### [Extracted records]

--*--

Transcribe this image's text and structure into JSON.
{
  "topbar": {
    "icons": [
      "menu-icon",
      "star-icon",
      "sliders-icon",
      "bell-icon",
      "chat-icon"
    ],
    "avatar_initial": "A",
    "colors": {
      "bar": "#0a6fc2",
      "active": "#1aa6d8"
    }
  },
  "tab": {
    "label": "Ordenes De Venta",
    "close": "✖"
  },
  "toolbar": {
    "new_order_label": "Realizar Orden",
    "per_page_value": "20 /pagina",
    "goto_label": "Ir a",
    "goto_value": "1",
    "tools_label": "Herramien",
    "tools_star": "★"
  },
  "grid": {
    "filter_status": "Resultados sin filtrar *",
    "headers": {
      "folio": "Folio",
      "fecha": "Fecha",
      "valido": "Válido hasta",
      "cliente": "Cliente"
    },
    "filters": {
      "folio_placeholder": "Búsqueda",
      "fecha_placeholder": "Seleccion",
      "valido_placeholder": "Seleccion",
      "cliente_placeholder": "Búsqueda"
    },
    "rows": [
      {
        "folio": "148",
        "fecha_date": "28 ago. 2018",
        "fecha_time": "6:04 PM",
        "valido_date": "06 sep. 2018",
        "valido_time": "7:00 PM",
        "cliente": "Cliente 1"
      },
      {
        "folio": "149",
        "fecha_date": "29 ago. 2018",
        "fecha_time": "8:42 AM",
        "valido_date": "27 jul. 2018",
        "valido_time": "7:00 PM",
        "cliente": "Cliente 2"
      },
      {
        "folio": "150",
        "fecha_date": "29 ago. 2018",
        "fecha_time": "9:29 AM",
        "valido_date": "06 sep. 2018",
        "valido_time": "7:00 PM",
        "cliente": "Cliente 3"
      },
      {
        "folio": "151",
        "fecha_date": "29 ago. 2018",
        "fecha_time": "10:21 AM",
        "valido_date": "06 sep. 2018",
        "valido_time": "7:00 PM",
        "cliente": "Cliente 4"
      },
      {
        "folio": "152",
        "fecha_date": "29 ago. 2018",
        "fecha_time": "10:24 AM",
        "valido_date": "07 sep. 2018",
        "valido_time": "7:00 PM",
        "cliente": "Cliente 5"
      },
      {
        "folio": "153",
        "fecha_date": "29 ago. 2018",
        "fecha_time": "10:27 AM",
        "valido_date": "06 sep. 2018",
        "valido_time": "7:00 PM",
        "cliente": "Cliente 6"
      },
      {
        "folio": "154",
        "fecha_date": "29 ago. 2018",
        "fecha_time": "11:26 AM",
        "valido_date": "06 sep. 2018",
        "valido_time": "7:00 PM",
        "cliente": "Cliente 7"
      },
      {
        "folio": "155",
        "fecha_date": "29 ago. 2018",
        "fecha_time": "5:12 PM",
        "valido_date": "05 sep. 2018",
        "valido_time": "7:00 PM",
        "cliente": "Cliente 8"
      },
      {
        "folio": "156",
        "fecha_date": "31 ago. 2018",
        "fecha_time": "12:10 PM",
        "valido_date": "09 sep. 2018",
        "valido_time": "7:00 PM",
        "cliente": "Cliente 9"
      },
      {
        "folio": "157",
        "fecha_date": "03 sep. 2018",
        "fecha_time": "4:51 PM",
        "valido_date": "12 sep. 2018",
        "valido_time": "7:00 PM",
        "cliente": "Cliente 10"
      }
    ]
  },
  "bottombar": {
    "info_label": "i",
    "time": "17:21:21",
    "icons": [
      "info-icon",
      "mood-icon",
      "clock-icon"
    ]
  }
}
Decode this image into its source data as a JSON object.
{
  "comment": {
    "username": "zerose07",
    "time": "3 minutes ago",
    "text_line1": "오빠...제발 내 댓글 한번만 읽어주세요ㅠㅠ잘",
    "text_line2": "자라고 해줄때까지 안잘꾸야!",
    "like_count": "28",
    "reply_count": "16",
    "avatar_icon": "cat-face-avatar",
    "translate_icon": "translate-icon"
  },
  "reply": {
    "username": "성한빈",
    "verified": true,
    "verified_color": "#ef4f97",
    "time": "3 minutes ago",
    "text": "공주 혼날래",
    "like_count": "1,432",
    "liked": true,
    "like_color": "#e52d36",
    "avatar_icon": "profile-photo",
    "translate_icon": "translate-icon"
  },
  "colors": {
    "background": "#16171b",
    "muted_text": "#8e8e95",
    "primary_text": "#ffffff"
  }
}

--*--

### [Goal]
The records above are to be copied in full, exactly as written.

### [Solved exercise]
Transcribe this image's text and structure into JSON.
{
  "topbar": {
    "icons": [
      "menu-icon",
      "star-icon",
      "sliders-icon",
      "bell-icon",
      "chat-icon"
    ],
    "avatar_initial": "A",
    "colors": {
      "bar": "#0a6fc2",
      "active": "#1aa6d8"
    }
  },
  "tab": {
    "label": "Ordenes De Venta",
    "close": "✖"
  },
  "toolbar": {
    "new_order_label": "Realizar Orden",
    "per_page_value": "20 /pagina",
    "goto_label": "Ir a",
    "goto_value": "1",
    "tools_label": "Herramien",
    "tools_star": "★"
  },
  "grid": {
    "filter_status": "Resultados sin filtrar *",
    "headers": {
      "folio": "Folio",
      "fecha": "Fecha",
      "valido": "Válido hasta",
      "cliente": "Cliente"
    },
    "filters": {
      "folio_placeholder": "Búsqueda",
      "fecha_placeholder": "Seleccion",
      "valido_placeholder": "Seleccion",
      "cliente_placeholder": "Búsqueda"
    },
    "rows": [
      {
        "folio": "148",
        "fecha_date": "28 ago. 2018",
        "fecha_time": "6:04 PM",
        "valido_date": "06 sep. 2018",
        "valido_time": "7:00 PM",
        "cliente": "Cliente 1"
      },
      {
        "folio": "149",
        "fecha_date": "29 ago. 2018",
        "fecha_time": "8:42 AM",
        "valido_date": "27 jul. 2018",
        "valido_time": "7:00 PM",
        "cliente": "Cliente 2"
      },
      {
        "folio": "150",
        "fecha_date": "29 ago. 2018",
        "fecha_time": "9:29 AM",
        "valido_date": "06 sep. 2018",
        "valido_time": "7:00 PM",
        "cliente": "Cliente 3"
      },
      {
        "folio": "151",
        "fecha_date": "29 ago. 2018",
        "fecha_time": "10:21 AM",
        "valido_date": "06 sep. 2018",
        "valido_time": "7:00 PM",
        "cliente": "Cliente 4"
      },
      {
        "folio": "152",
        "fecha_date": "29 ago. 2018",
        "fecha_time": "10:24 AM",
        "valido_date": "07 sep. 2018",
        "valido_time": "7:00 PM",
        "cliente": "Cliente 5"
      },
      {
        "folio": "153",
        "fecha_date": "29 ago. 2018",
        "fecha_time": "10:27 AM",
        "valido_date": "06 sep. 2018",
        "valido_time": "7:00 PM",
        "cliente": "Cliente 6"
      },
      {
        "folio": "154",
        "fecha_date": "29 ago. 2018",
        "fecha_time": "11:26 AM",
        "valido_date": "06 sep. 2018",
        "valido_time": "7:00 PM",
        "cliente": "Cliente 7"
      },
      {
        "folio": "155",
        "fecha_date": "29 ago. 2018",
        "fecha_time": "5:12 PM",
        "valido_date": "05 sep. 2018",
        "valido_time": "7:00 PM",
        "cliente": "Cliente 8"
      },
      {
        "folio": "156",
        "fecha_date": "31 ago. 2018",
        "fecha_time": "12:10 PM",
        "valido_date": "09 sep. 2018",
        "valido_time": "7:00 PM",
        "cliente": "Cliente 9"
      },
      {
        "folio": "157",
        "fecha_date": "03 sep. 2018",
        "fecha_time": "4:51 PM",
        "valido_date": "12 sep. 2018",
        "valido_time": "7:00 PM",
        "cliente": "Cliente 10"
      }
    ]
  },
  "bottombar": {
    "info_label": "i",
    "time": "17:21:21",
    "icons": [
      "info-icon",
      "mood-icon",
      "clock-icon"
    ]
  }
}
Decode this image into its source data as a JSON object.
{
  "comment": {
    "username": "zerose07",
    "time": "3 minutes ago",
    "text_line1": "오빠...제발 내 댓글 한번만 읽어주세요ㅠㅠ잘",
    "text_line2": "자라고 해줄때까지 안잘꾸야!",
    "like_count": "28",
    "reply_count": "16",
    "avatar_icon": "cat-face-avatar",
    "translate_icon": "translate-icon"
  },
  "reply": {
    "username": "성한빈",
    "verified": true,
    "verified_color": "#ef4f97",
    "time": "3 minutes ago",
    "text": "공주 혼날래",
    "like_count": "1,432",
    "liked": true,
    "like_color": "#e52d36",
    "avatar_icon": "profile-photo",
    "translate_icon": "translate-icon"
  },
  "colors": {
    "background": "#16171b",
    "muted_text": "#8e8e95",
    "primary_text": "#ffffff"
  }
}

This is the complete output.